## BEGIN
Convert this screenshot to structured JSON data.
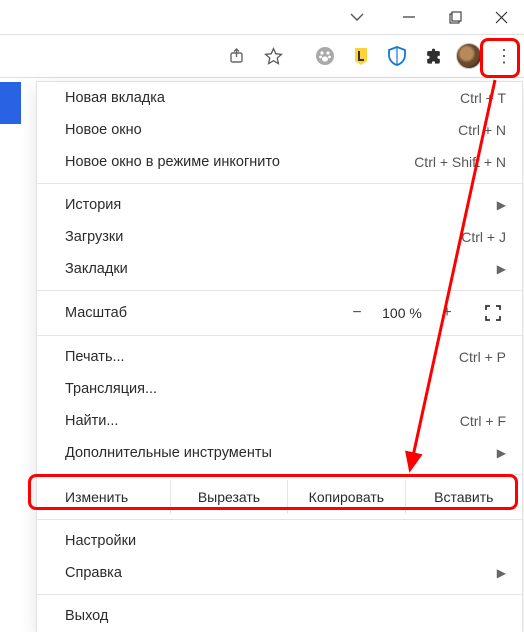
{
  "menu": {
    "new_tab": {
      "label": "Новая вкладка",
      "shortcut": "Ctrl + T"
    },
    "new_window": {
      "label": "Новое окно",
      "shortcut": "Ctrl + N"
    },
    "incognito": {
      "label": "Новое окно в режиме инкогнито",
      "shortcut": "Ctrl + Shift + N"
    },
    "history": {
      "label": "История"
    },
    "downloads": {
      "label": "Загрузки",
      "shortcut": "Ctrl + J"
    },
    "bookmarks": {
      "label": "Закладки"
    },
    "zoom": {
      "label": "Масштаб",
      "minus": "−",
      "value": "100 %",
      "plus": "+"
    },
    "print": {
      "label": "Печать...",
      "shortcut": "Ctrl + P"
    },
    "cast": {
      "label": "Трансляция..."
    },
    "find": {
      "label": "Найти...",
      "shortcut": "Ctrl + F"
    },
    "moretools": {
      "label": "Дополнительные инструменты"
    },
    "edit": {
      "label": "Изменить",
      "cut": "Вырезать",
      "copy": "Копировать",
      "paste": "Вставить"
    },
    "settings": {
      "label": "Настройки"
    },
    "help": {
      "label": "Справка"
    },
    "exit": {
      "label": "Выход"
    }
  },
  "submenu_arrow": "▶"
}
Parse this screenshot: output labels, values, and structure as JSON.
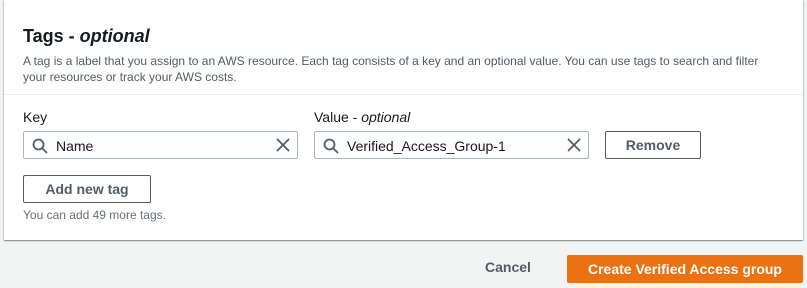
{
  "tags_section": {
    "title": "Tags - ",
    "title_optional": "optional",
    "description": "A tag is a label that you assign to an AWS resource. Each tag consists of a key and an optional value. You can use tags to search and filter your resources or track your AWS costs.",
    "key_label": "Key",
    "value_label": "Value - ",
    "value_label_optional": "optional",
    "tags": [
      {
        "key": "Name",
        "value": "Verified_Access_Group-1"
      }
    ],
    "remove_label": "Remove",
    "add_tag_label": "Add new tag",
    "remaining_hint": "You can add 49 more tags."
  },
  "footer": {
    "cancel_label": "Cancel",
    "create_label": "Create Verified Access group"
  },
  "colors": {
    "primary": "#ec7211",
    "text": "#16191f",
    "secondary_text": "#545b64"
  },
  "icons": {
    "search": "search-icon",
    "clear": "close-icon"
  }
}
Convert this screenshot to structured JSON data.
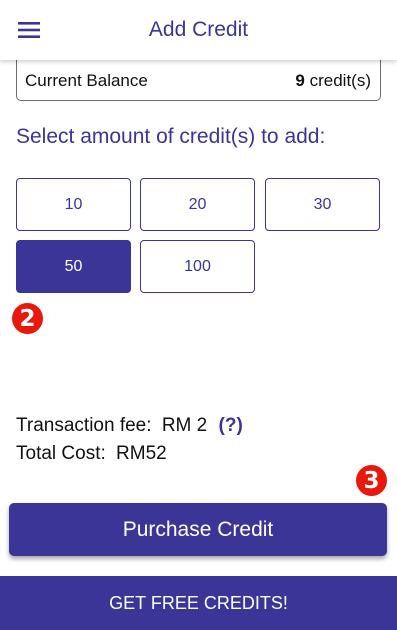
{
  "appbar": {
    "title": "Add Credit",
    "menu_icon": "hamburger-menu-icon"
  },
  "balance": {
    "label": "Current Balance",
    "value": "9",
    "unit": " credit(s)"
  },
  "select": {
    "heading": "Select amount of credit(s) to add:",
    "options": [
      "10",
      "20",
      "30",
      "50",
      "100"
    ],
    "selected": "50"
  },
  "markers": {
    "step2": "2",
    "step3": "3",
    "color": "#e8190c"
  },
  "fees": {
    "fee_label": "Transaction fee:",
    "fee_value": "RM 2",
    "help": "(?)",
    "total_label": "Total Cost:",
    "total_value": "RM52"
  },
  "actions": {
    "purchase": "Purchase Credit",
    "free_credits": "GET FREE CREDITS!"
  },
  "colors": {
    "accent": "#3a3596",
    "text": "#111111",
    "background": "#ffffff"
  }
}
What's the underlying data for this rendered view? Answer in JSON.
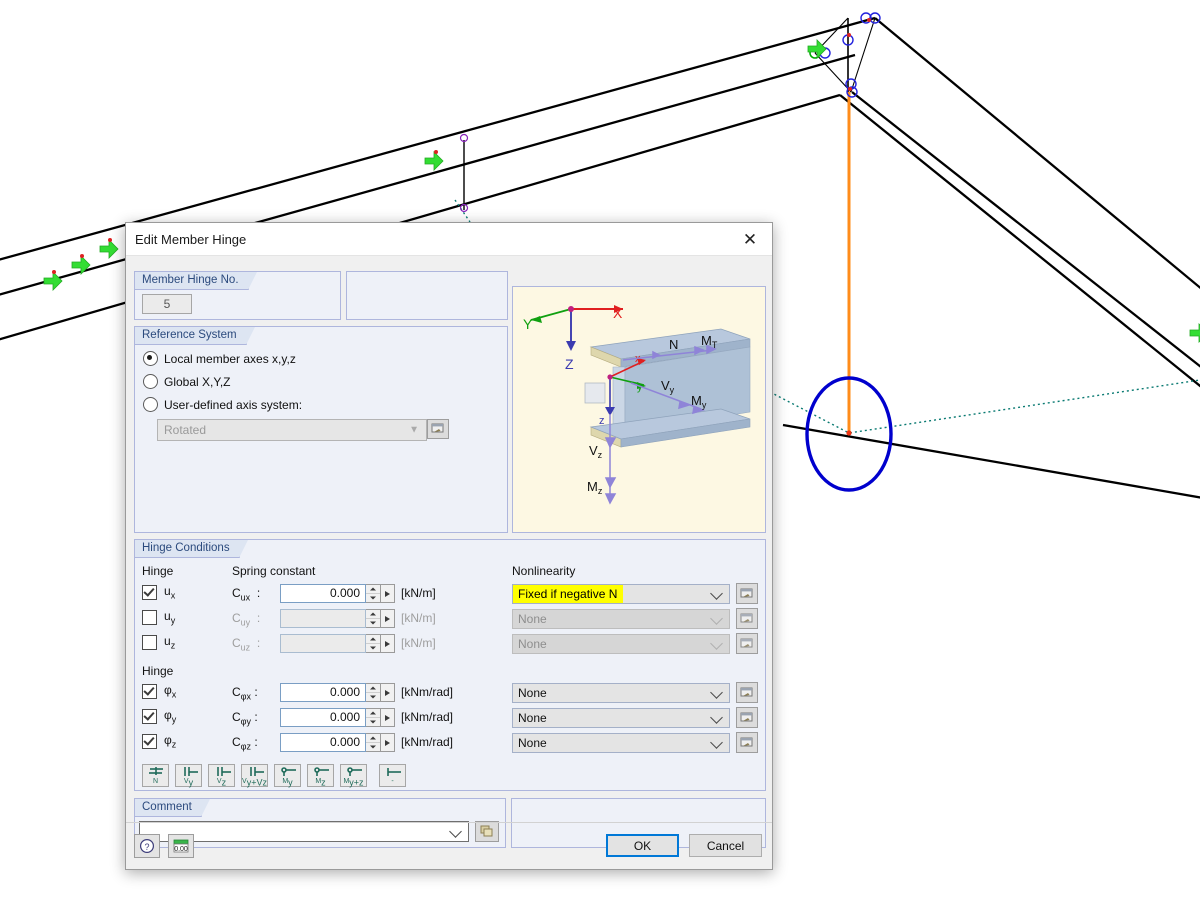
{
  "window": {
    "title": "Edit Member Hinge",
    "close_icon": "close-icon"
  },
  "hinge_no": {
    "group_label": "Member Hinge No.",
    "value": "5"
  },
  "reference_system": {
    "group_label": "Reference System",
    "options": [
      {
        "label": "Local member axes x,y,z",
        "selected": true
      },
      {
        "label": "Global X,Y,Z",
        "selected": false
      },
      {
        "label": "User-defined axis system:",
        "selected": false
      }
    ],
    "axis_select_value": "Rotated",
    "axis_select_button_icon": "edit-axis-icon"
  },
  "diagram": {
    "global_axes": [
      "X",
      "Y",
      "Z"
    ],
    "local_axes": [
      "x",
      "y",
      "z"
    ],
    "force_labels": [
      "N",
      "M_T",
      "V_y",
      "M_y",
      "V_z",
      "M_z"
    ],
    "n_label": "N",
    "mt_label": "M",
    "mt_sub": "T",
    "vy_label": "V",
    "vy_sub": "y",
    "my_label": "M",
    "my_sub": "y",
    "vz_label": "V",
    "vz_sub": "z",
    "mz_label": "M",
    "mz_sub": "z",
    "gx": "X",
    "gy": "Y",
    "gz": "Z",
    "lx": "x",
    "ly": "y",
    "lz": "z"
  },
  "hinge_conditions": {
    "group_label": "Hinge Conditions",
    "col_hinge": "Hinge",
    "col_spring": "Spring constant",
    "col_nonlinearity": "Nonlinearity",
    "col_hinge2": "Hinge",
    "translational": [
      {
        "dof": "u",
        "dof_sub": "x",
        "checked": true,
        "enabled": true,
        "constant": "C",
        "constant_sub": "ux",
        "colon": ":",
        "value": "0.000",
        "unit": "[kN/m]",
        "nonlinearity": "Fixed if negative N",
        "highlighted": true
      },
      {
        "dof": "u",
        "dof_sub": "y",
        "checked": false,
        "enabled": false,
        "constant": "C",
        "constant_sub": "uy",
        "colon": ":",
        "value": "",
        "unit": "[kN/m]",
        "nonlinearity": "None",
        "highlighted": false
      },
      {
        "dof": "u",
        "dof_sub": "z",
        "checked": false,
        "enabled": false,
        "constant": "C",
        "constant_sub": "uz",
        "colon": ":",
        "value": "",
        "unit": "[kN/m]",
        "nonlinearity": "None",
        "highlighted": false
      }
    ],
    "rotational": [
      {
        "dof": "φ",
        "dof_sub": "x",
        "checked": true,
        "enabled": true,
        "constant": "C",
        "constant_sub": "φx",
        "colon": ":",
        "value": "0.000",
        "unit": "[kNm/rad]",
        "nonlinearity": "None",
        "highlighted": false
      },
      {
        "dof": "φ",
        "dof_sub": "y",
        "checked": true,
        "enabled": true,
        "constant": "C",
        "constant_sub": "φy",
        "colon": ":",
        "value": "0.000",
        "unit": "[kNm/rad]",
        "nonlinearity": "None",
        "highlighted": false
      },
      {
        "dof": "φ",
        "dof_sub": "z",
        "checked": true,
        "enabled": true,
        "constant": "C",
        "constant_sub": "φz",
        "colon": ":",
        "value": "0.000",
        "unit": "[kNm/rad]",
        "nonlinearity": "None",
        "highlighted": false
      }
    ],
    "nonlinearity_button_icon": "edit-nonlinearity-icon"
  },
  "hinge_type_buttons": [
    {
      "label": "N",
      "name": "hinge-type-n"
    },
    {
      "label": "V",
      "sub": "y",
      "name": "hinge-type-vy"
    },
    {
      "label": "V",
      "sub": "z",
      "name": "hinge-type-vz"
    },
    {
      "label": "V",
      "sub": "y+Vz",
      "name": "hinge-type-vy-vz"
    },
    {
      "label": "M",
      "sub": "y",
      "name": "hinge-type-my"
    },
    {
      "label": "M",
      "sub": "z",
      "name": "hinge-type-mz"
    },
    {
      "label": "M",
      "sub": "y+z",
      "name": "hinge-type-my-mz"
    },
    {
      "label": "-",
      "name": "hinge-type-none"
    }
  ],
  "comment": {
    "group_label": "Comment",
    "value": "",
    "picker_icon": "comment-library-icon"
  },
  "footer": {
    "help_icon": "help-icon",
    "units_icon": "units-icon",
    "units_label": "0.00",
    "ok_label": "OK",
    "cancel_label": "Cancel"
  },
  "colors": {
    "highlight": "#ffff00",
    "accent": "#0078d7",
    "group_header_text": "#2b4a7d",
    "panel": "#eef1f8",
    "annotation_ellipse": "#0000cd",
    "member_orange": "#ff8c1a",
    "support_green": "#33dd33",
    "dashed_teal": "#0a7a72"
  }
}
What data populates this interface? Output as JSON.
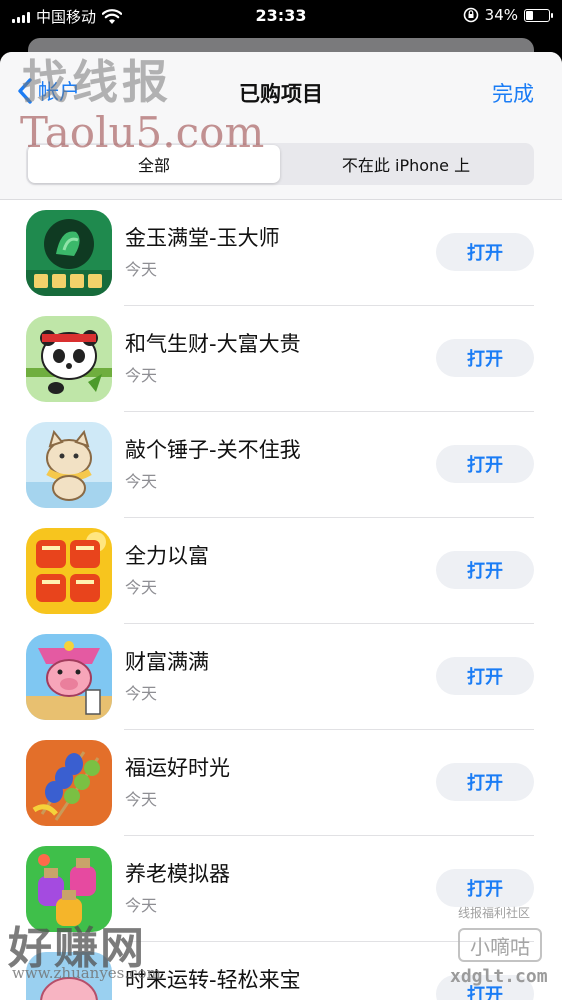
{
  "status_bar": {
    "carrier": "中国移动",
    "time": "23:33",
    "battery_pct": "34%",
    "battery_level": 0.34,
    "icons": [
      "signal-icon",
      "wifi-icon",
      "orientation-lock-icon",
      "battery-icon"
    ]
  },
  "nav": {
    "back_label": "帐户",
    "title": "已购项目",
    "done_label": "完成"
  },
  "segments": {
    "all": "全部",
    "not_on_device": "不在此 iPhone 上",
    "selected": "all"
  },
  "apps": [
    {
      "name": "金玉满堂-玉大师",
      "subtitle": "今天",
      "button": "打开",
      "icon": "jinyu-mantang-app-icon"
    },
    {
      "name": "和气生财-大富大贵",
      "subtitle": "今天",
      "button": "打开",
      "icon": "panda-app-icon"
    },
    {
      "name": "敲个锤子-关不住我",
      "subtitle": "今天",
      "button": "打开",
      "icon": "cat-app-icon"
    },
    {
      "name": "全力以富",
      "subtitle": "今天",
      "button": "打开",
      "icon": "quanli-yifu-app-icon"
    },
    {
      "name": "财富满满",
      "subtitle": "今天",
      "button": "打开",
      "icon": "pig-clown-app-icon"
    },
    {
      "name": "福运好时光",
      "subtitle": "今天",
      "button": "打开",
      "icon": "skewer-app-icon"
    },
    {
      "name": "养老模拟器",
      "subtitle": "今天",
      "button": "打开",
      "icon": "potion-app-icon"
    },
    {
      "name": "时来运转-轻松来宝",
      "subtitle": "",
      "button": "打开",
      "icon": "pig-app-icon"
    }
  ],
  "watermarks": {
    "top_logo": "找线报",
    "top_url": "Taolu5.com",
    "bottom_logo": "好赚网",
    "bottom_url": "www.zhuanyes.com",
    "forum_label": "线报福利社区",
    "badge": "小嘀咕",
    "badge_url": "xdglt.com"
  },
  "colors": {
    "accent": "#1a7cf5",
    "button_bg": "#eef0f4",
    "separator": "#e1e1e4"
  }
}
## END
GOAL ▸ Copy every line that contains the string "search".

EXPECTED OUTPUT ▸
    "description": "A tag is a label that you assign to an AWS resource. Each tag consists of a key and an optional value. You can use tags to search and filter your resources or track your AWS costs.",
    "search": "search-icon",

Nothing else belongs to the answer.